*Set task*
Search the data below for "және"; list each line that holds it.
>> Start Raw data
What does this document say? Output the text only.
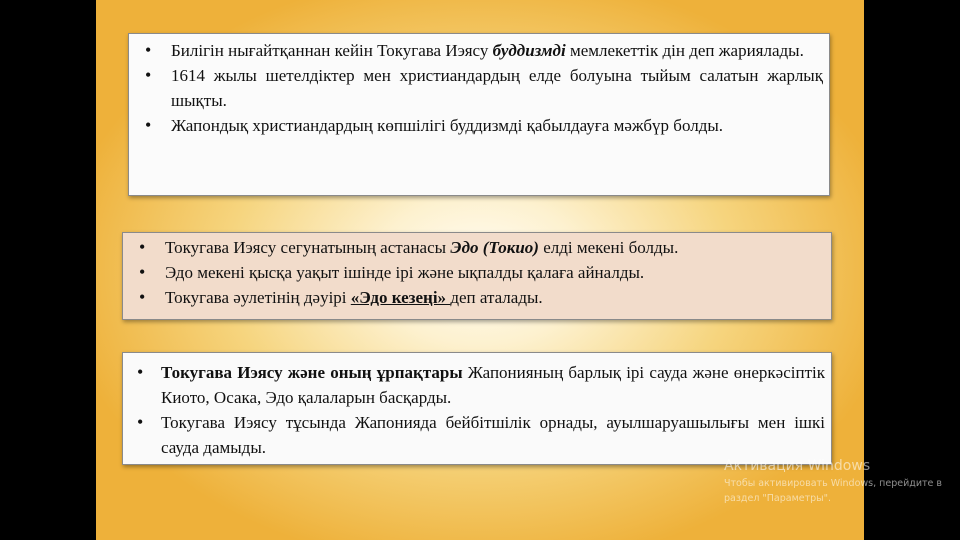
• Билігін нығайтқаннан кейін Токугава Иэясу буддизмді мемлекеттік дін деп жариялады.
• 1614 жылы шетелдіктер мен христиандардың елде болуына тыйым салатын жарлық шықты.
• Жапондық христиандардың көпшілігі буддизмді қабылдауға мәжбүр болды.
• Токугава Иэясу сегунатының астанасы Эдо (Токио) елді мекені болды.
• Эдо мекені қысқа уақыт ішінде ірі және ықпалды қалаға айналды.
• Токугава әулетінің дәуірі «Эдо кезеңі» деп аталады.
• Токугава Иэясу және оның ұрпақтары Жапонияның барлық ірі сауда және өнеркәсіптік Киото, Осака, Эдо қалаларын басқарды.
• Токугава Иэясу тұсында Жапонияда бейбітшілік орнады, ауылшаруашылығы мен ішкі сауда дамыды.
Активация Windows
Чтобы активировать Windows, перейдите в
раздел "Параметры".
>> End Raw data
*Response for this exercise*
• Эдо мекені қысқа уақыт ішінде ірі және ықпалды қалаға айналды.
• Токугава Иэясу және оның ұрпақтары Жапонияның барлық ірі сауда және өнеркәсіптік Киото, Осака, Эдо қалаларын басқарды.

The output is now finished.